TASK PROMPT => In the records below, find each line containing the word "Lotte" and copy it.

DATA SUPPLIED =>
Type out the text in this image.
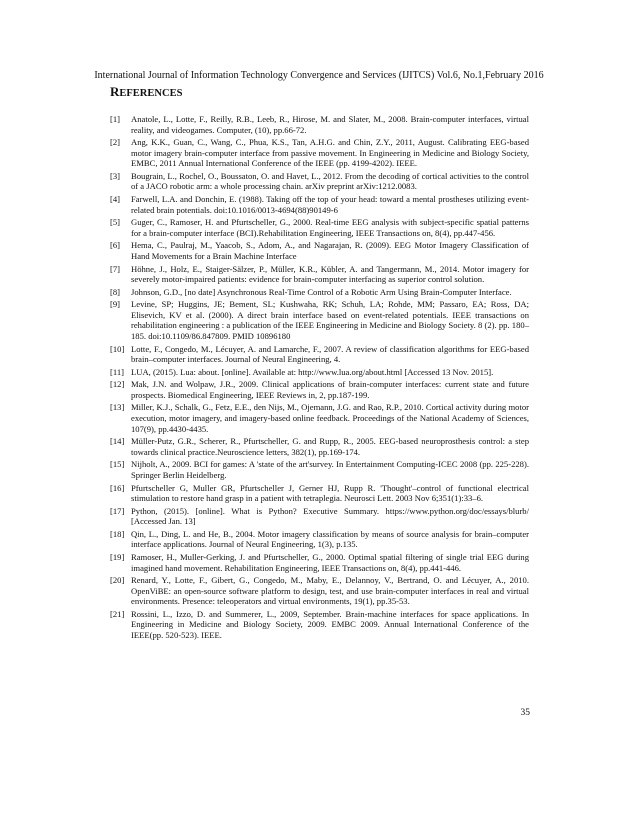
International Journal of Information Technology Convergence and Services (IJITCS) Vol.6, No.1,February 2016
REFERENCES
[1] Anatole, L., Lotte, F., Reilly, R.B., Leeb, R., Hirose, M. and Slater, M., 2008. Brain-computer interfaces, virtual reality, and videogames. Computer, (10), pp.66-72.
[2] Ang, K.K., Guan, C., Wang, C., Phua, K.S., Tan, A.H.G. and Chin, Z.Y., 2011, August. Calibrating EEG-based motor imagery brain-computer interface from passive movement. In Engineering in Medicine and Biology Society, EMBC, 2011 Annual International Conference of the IEEE (pp. 4199-4202). IEEE.
[3] Bougrain, L., Rochel, O., Boussaton, O. and Havet, L., 2012. From the decoding of cortical activities to the control of a JACO robotic arm: a whole processing chain. arXiv preprint arXiv:1212.0083.
[4] Farwell, L.A. and Donchin, E. (1988). Taking off the top of your head: toward a mental prostheses utilizing event-related brain potentials. doi:10.1016/0013-4694(88)90149-6
[5] Guger, C., Ramoser, H. and Pfurtscheller, G., 2000. Real-time EEG analysis with subject-specific spatial patterns for a brain-computer interface (BCI).Rehabilitation Engineering, IEEE Transactions on, 8(4), pp.447-456.
[6] Hema, C., Paulraj, M., Yaacob, S., Adom, A., and Nagarajan, R. (2009). EEG Motor Imagery Classification of Hand Movements for a Brain Machine Interface
[7] Höhne, J., Holz, E., Staiger-Sälzer, P., Müller, K.R., Kübler, A. and Tangermann, M., 2014. Motor imagery for severely motor-impaired patients: evidence for brain-computer interfacing as superior control solution.
[8] Johnson, G.D., [no date] Asynchronous Real-Time Control of a Robotic Arm Using Brain-Computer Interface.
[9] Levine, SP; Huggins, JE; Bement, SL; Kushwaha, RK; Schuh, LA; Rohde, MM; Passaro, EA; Ross, DA; Elisevich, KV et al. (2000). A direct brain interface based on event-related potentials. IEEE transactions on rehabilitation engineering : a publication of the IEEE Engineering in Medicine and Biology Society. 8 (2). pp. 180–185. doi:10.1109/86.847809. PMID 10896180
[10] Lotte, F., Congedo, M., Lécuyer, A. and Lamarche, F., 2007. A review of classification algorithms for EEG-based brain–computer interfaces. Journal of Neural Engineering, 4.
[11] LUA, (2015). Lua: about. [online]. Available at: http://www.lua.org/about.html [Accessed 13 Nov. 2015].
[12] Mak, J.N. and Wolpaw, J.R., 2009. Clinical applications of brain-computer interfaces: current state and future prospects. Biomedical Engineering, IEEE Reviews in, 2, pp.187-199.
[13] Miller, K.J., Schalk, G., Fetz, E.E., den Nijs, M., Ojemann, J.G. and Rao, R.P., 2010. Cortical activity during motor execution, motor imagery, and imagery-based online feedback. Proceedings of the National Academy of Sciences, 107(9), pp.4430-4435.
[14] Müller-Putz, G.R., Scherer, R., Pfurtscheller, G. and Rupp, R., 2005. EEG-based neuroprosthesis control: a step towards clinical practice.Neuroscience letters, 382(1), pp.169-174.
[15] Nijholt, A., 2009. BCI for games: A 'state of the art'survey. In Entertainment Computing-ICEC 2008 (pp. 225-228). Springer Berlin Heidelberg.
[16] Pfurtscheller G, Muller GR, Pfurtscheller J, Gerner HJ, Rupp R. 'Thought'–control of functional electrical stimulation to restore hand grasp in a patient with tetraplegia. Neurosci Lett. 2003 Nov 6;351(1):33–6.
[17] Python, (2015). [online]. What is Python? Executive Summary. https://www.python.org/doc/essays/blurb/ [Accessed Jan. 13]
[18] Qin, L., Ding, L. and He, B., 2004. Motor imagery classification by means of source analysis for brain–computer interface applications. Journal of Neural Engineering, 1(3), p.135.
[19] Ramoser, H., Muller-Gerking, J. and Pfurtscheller, G., 2000. Optimal spatial filtering of single trial EEG during imagined hand movement. Rehabilitation Engineering, IEEE Transactions on, 8(4), pp.441-446.
[20] Renard, Y., Lotte, F., Gibert, G., Congedo, M., Maby, E., Delannoy, V., Bertrand, O. and Lécuyer, A., 2010. OpenViBE: an open-source software platform to design, test, and use brain-computer interfaces in real and virtual environments. Presence: teleoperators and virtual environments, 19(1), pp.35-53.
[21] Rossini, L., Izzo, D. and Summerer, L., 2009, September. Brain-machine interfaces for space applications. In Engineering in Medicine and Biology Society, 2009. EMBC 2009. Annual International Conference of the IEEE(pp. 520-523). IEEE.
35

RESPONSE =>
[1] Anatole, L., Lotte, F., Reilly, R.B., Leeb, R., Hirose, M. and Slater, M., 2008. Brain-computer interfaces, virtual reality, and videogames. Computer, (10), pp.66-72.
[10] Lotte, F., Congedo, M., Lécuyer, A. and Lamarche, F., 2007. A review of classification algorithms for EEG-based brain–computer interfaces. Journal of Neural Engineering, 4.
[20] Renard, Y., Lotte, F., Gibert, G., Congedo, M., Maby, E., Delannoy, V., Bertrand, O. and Lécuyer, A., 2010. OpenViBE: an open-source software platform to design, test, and use brain-computer interfaces in real and virtual environments. Presence: teleoperators and virtual environments, 19(1), pp.35-53.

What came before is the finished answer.